=== AIM ===
Using the entries that follow, count the lines containing the word "Capacitacion" and give that number by itself.

=== DATA EXTRACT ===
━━━━━━

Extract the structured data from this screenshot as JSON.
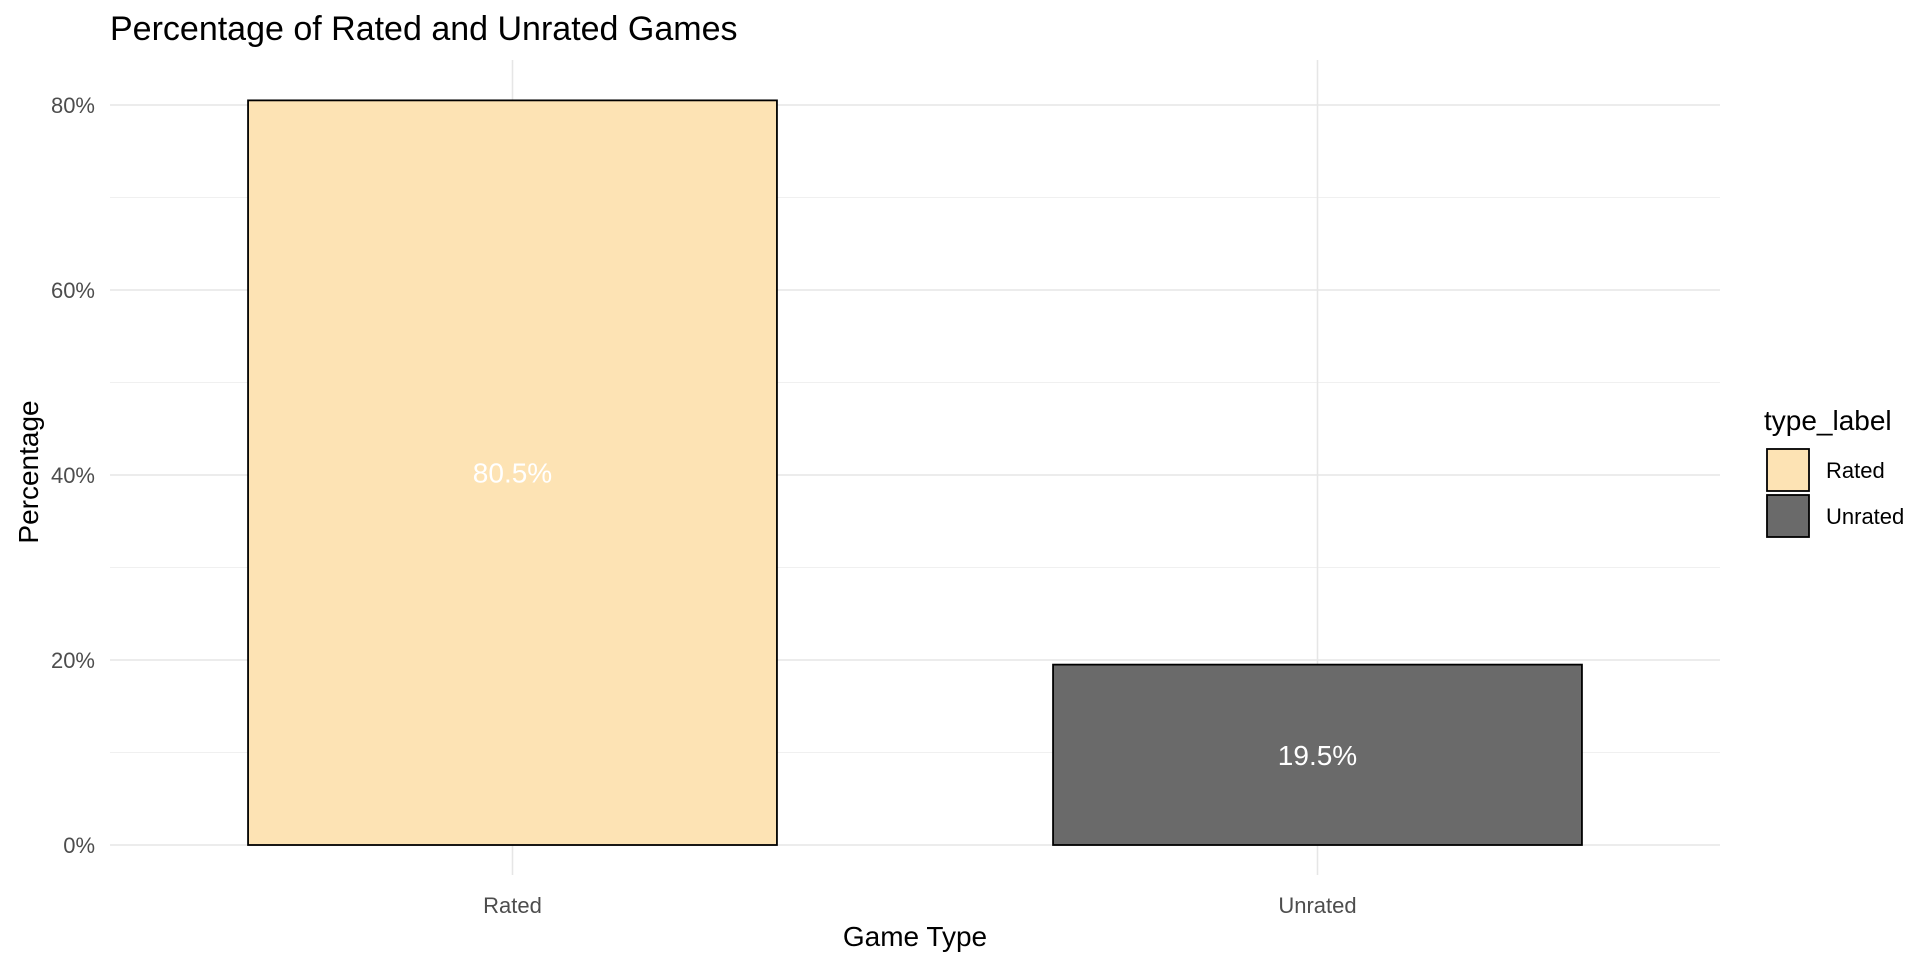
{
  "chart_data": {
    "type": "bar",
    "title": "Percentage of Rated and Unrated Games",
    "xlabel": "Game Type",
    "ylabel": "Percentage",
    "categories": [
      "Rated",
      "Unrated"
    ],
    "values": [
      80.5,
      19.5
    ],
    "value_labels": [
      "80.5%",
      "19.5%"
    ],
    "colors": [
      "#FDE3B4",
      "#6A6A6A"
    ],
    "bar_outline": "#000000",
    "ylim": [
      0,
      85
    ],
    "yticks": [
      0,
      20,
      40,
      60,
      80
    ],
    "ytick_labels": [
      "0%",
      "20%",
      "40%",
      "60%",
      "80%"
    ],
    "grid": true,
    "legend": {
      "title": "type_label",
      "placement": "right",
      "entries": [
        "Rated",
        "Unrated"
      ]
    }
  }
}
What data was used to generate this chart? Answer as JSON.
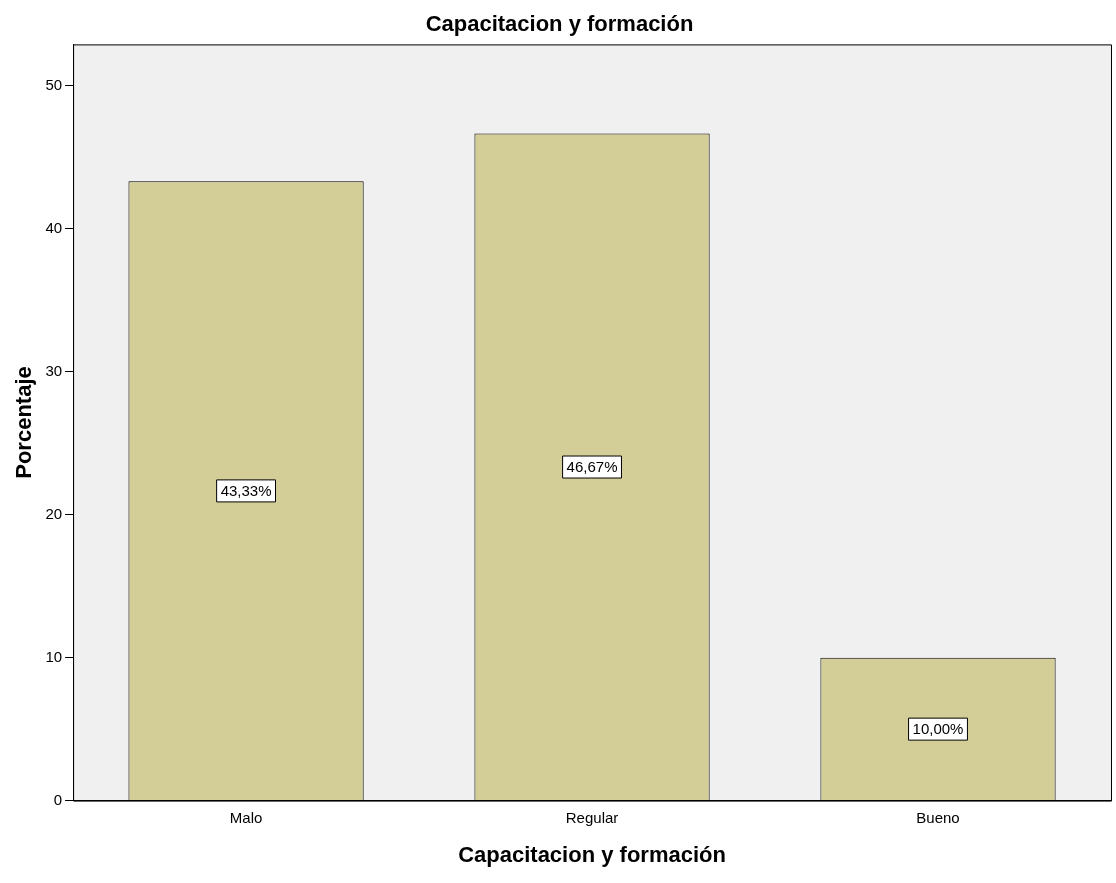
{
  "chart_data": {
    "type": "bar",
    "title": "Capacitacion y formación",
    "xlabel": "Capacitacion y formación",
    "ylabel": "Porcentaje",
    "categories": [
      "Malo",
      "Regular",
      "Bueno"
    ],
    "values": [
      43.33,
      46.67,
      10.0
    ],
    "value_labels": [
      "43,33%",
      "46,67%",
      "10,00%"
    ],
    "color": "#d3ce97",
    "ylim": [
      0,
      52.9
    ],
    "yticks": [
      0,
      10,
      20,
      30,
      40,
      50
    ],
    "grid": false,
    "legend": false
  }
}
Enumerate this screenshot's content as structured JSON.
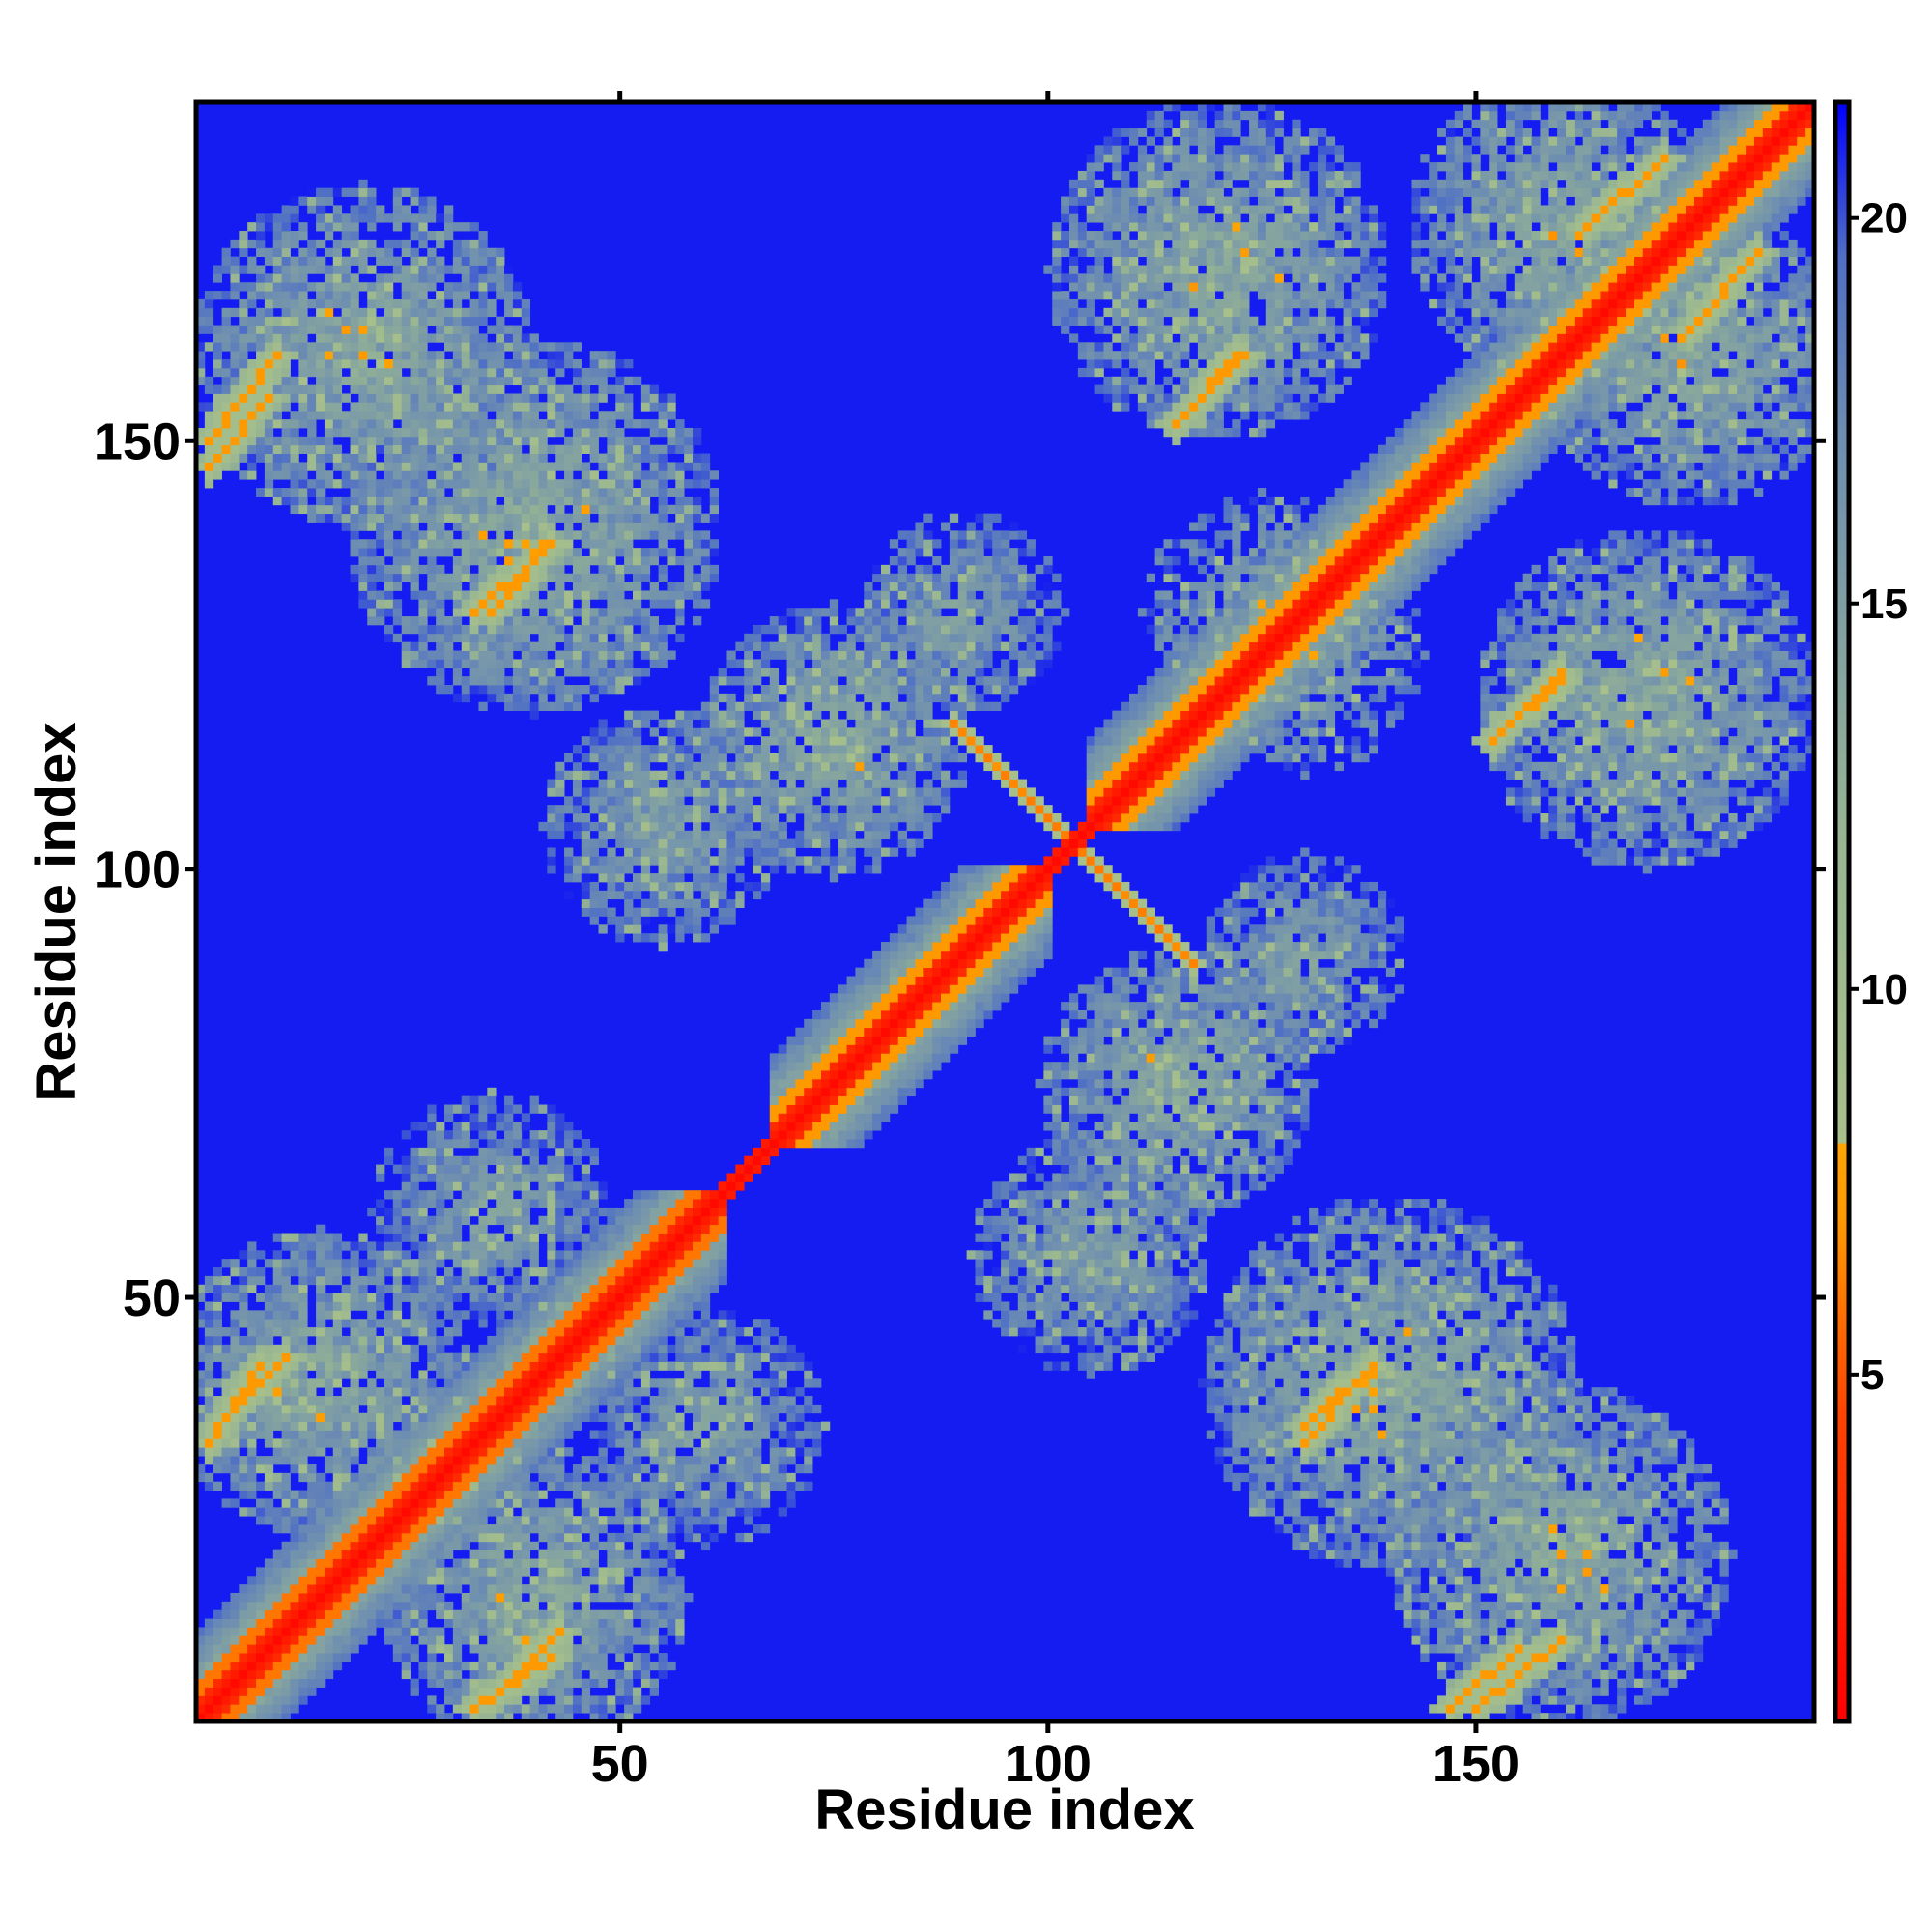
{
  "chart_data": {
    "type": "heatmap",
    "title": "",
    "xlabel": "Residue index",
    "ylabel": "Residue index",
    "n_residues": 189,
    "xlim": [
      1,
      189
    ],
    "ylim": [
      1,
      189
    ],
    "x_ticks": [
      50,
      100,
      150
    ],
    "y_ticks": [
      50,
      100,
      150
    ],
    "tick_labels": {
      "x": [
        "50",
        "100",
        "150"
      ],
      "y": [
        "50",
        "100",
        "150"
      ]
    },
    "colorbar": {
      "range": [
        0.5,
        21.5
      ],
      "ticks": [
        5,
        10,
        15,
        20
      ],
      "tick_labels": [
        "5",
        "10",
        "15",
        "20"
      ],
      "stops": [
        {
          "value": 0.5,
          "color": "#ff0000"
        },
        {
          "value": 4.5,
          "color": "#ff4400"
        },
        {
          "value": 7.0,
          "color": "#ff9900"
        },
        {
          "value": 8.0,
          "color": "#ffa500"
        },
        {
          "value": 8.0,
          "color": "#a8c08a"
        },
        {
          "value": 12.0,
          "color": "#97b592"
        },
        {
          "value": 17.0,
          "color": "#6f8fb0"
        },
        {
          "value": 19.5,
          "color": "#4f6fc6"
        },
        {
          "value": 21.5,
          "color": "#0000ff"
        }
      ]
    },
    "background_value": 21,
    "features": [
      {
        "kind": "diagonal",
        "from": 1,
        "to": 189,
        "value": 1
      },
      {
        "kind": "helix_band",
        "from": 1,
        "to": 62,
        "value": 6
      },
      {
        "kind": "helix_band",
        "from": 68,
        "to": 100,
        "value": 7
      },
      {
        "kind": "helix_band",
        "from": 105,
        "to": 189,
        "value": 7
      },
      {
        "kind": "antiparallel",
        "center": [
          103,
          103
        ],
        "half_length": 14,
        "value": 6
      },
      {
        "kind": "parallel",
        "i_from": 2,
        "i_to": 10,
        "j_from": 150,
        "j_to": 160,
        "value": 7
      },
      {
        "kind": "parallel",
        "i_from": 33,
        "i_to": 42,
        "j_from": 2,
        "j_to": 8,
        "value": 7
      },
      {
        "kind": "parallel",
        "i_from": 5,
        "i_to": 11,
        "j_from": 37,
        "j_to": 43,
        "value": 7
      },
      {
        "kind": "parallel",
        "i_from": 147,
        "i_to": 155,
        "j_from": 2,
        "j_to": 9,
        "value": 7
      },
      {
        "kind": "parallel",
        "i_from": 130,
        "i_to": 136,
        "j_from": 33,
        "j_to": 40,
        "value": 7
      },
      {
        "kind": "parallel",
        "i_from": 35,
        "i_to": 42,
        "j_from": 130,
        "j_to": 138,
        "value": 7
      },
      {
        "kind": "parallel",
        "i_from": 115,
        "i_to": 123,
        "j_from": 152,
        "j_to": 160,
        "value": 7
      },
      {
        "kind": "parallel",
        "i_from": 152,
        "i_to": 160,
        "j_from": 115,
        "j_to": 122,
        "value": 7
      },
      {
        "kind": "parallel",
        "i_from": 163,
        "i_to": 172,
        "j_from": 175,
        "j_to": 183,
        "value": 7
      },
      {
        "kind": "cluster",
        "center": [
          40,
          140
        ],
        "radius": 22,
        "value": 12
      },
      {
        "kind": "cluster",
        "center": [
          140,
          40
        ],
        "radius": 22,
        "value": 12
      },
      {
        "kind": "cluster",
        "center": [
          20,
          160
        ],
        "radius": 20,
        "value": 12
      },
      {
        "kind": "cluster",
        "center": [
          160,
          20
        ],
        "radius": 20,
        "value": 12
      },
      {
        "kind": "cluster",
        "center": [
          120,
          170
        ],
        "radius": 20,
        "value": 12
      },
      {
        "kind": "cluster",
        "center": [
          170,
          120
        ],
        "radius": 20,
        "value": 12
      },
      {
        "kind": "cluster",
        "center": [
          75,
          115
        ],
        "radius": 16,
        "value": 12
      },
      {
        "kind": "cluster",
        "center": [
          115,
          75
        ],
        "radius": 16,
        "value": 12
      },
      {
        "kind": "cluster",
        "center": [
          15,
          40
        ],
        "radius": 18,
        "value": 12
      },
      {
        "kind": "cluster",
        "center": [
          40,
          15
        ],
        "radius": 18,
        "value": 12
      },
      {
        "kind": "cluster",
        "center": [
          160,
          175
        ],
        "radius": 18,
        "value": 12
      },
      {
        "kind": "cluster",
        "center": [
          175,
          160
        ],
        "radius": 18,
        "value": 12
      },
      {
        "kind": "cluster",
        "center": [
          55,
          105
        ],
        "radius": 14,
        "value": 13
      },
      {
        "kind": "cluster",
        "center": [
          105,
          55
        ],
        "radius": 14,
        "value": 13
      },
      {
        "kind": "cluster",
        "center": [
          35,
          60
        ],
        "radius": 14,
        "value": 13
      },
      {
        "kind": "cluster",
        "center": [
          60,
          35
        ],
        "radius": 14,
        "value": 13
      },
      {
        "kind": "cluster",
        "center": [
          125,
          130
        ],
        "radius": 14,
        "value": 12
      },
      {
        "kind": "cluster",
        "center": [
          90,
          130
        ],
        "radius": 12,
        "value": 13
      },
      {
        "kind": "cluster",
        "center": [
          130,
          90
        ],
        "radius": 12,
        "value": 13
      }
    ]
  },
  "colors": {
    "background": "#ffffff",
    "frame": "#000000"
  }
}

━━━━━━

=== SOLUTION TO THIS TASK ===
2